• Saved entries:
Segment Open

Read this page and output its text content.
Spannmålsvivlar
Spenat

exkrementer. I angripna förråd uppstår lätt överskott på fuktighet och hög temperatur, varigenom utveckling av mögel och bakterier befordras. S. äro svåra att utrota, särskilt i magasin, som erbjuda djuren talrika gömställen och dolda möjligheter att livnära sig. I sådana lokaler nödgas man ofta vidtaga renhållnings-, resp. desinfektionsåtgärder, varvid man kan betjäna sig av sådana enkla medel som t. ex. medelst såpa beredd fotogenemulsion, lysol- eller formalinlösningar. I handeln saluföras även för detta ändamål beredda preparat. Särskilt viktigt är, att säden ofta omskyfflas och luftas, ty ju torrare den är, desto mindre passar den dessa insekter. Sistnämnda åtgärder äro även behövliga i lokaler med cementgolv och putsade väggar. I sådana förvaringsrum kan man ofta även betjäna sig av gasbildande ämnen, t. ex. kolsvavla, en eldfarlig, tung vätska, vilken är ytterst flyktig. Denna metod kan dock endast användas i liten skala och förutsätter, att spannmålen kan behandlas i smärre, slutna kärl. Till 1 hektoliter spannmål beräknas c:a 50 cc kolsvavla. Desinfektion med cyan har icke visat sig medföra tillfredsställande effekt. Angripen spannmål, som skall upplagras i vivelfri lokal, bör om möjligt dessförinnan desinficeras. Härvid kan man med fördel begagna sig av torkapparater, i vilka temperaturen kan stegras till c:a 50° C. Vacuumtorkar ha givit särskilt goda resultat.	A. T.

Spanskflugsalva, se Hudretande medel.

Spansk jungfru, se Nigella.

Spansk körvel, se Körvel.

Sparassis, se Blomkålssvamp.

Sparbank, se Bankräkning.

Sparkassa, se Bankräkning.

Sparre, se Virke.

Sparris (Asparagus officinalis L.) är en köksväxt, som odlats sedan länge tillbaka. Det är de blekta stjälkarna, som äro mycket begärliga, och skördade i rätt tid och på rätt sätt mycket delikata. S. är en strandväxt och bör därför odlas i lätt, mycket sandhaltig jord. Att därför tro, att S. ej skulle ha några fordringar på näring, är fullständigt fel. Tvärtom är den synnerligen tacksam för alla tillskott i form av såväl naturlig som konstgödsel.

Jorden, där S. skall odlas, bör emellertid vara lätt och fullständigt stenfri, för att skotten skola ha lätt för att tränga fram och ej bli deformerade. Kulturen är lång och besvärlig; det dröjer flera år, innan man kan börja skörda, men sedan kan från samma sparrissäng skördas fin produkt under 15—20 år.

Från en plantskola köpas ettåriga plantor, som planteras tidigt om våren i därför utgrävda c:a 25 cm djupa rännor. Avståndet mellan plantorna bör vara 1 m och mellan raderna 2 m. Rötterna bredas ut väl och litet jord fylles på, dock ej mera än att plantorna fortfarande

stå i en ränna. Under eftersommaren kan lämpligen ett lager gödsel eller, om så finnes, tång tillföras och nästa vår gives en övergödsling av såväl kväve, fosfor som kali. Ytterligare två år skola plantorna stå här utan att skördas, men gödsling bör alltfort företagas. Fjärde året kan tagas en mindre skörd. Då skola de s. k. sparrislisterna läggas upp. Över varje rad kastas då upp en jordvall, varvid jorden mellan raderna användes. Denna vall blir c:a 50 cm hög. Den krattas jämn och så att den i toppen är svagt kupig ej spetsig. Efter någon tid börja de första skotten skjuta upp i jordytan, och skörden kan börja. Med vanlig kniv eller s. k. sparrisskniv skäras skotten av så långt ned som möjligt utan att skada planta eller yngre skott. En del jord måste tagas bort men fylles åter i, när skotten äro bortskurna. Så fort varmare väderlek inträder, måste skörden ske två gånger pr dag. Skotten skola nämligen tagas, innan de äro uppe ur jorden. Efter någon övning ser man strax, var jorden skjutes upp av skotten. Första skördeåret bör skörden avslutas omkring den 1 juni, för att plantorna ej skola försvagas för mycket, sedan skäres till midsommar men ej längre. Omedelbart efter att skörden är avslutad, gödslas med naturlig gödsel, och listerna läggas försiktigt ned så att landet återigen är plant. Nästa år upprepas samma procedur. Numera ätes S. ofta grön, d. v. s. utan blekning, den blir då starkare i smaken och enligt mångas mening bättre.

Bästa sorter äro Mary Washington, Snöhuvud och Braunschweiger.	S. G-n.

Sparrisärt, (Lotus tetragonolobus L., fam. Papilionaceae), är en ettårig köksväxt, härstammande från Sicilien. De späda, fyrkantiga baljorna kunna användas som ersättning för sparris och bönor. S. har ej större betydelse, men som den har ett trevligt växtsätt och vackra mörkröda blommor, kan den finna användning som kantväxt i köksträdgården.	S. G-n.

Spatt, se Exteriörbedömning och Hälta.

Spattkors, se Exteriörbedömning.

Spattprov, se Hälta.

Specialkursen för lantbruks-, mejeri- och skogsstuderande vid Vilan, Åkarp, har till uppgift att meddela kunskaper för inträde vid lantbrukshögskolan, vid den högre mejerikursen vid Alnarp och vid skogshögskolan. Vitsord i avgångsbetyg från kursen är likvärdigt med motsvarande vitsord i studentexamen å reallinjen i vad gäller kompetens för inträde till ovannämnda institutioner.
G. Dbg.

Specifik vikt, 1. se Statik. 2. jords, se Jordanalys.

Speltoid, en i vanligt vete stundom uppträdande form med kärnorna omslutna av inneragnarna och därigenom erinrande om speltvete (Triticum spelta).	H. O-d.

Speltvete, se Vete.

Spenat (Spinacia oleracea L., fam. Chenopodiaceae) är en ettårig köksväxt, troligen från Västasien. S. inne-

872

Segment Closed

• About this task: Transcribe all the entries, keeping each one exactly as it is.

• Exercise answer:
Read this page and output its text content.
Spannmålsvivlar
Spenat

exkrementer. I angripna förråd uppstår lätt överskott på fuktighet och hög temperatur, varigenom utveckling av mögel och bakterier befordras. S. äro svåra att utrota, särskilt i magasin, som erbjuda djuren talrika gömställen och dolda möjligheter att livnära sig. I sådana lokaler nödgas man ofta vidtaga renhållnings-, resp. desinfektionsåtgärder, varvid man kan betjäna sig av sådana enkla medel som t. ex. medelst såpa beredd fotogenemulsion, lysol- eller formalinlösningar. I handeln saluföras även för detta ändamål beredda preparat. Särskilt viktigt är, att säden ofta omskyfflas och luftas, ty ju torrare den är, desto mindre passar den dessa insekter. Sistnämnda åtgärder äro även behövliga i lokaler med cementgolv och putsade väggar. I sådana förvaringsrum kan man ofta även betjäna sig av gasbildande ämnen, t. ex. kolsvavla, en eldfarlig, tung vätska, vilken är ytterst flyktig. Denna metod kan dock endast användas i liten skala och förutsätter, att spannmålen kan behandlas i smärre, slutna kärl. Till 1 hektoliter spannmål beräknas c:a 50 cc kolsvavla. Desinfektion med cyan har icke visat sig medföra tillfredsställande effekt. Angripen spannmål, som skall upplagras i vivelfri lokal, bör om möjligt dessförinnan desinficeras. Härvid kan man med fördel begagna sig av torkapparater, i vilka temperaturen kan stegras till c:a 50° C. Vacuumtorkar ha givit särskilt goda resultat.	A. T.

Spanskflugsalva, se Hudretande medel.

Spansk jungfru, se Nigella.

Spansk körvel, se Körvel.

Sparassis, se Blomkålssvamp.

Sparbank, se Bankräkning.

Sparkassa, se Bankräkning.

Sparre, se Virke.

Sparris (Asparagus officinalis L.) är en köksväxt, som odlats sedan länge tillbaka. Det är de blekta stjälkarna, som äro mycket begärliga, och skördade i rätt tid och på rätt sätt mycket delikata. S. är en strandväxt och bör därför odlas i lätt, mycket sandhaltig jord. Att därför tro, att S. ej skulle ha några fordringar på näring, är fullständigt fel. Tvärtom är den synnerligen tacksam för alla tillskott i form av såväl naturlig som konstgödsel.

Jorden, där S. skall odlas, bör emellertid vara lätt och fullständigt stenfri, för att skotten skola ha lätt för att tränga fram och ej bli deformerade. Kulturen är lång och besvärlig; det dröjer flera år, innan man kan börja skörda, men sedan kan från samma sparrissäng skördas fin produkt under 15—20 år.

Från en plantskola köpas ettåriga plantor, som planteras tidigt om våren i därför utgrävda c:a 25 cm djupa rännor. Avståndet mellan plantorna bör vara 1 m och mellan raderna 2 m. Rötterna bredas ut väl och litet jord fylles på, dock ej mera än att plantorna fortfarande

stå i en ränna. Under eftersommaren kan lämpligen ett lager gödsel eller, om så finnes, tång tillföras och nästa vår gives en övergödsling av såväl kväve, fosfor som kali. Ytterligare två år skola plantorna stå här utan att skördas, men gödsling bör alltfort företagas. Fjärde året kan tagas en mindre skörd. Då skola de s. k. sparrislisterna läggas upp. Över varje rad kastas då upp en jordvall, varvid jorden mellan raderna användes. Denna vall blir c:a 50 cm hög. Den krattas jämn och så att den i toppen är svagt kupig ej spetsig. Efter någon tid börja de första skotten skjuta upp i jordytan, och skörden kan börja. Med vanlig kniv eller s. k. sparrisskniv skäras skotten av så långt ned som möjligt utan att skada planta eller yngre skott. En del jord måste tagas bort men fylles åter i, när skotten äro bortskurna. Så fort varmare väderlek inträder, måste skörden ske två gånger pr dag. Skotten skola nämligen tagas, innan de äro uppe ur jorden. Efter någon övning ser man strax, var jorden skjutes upp av skotten. Första skördeåret bör skörden avslutas omkring den 1 juni, för att plantorna ej skola försvagas för mycket, sedan skäres till midsommar men ej längre. Omedelbart efter att skörden är avslutad, gödslas med naturlig gödsel, och listerna läggas försiktigt ned så att landet återigen är plant. Nästa år upprepas samma procedur. Numera ätes S. ofta grön, d. v. s. utan blekning, den blir då starkare i smaken och enligt mångas mening bättre.

Bästa sorter äro Mary Washington, Snöhuvud och Braunschweiger.	S. G-n.

Sparrisärt, (Lotus tetragonolobus L., fam. Papilionaceae), är en ettårig köksväxt, härstammande från Sicilien. De späda, fyrkantiga baljorna kunna användas som ersättning för sparris och bönor. S. har ej större betydelse, men som den har ett trevligt växtsätt och vackra mörkröda blommor, kan den finna användning som kantväxt i köksträdgården.	S. G-n.

Spatt, se Exteriörbedömning och Hälta.

Spattkors, se Exteriörbedömning.

Spattprov, se Hälta.

Specialkursen för lantbruks-, mejeri- och skogsstuderande vid Vilan, Åkarp, har till uppgift att meddela kunskaper för inträde vid lantbrukshögskolan, vid den högre mejerikursen vid Alnarp och vid skogshögskolan. Vitsord i avgångsbetyg från kursen är likvärdigt med motsvarande vitsord i studentexamen å reallinjen i vad gäller kompetens för inträde till ovannämnda institutioner.
G. Dbg.

Specifik vikt, 1. se Statik. 2. jords, se Jordanalys.

Speltoid, en i vanligt vete stundom uppträdande form med kärnorna omslutna av inneragnarna och därigenom erinrande om speltvete (Triticum spelta).	H. O-d.

Speltvete, se Vete.

Spenat (Spinacia oleracea L., fam. Chenopodiaceae) är en ettårig köksväxt, troligen från Västasien. S. inne-

872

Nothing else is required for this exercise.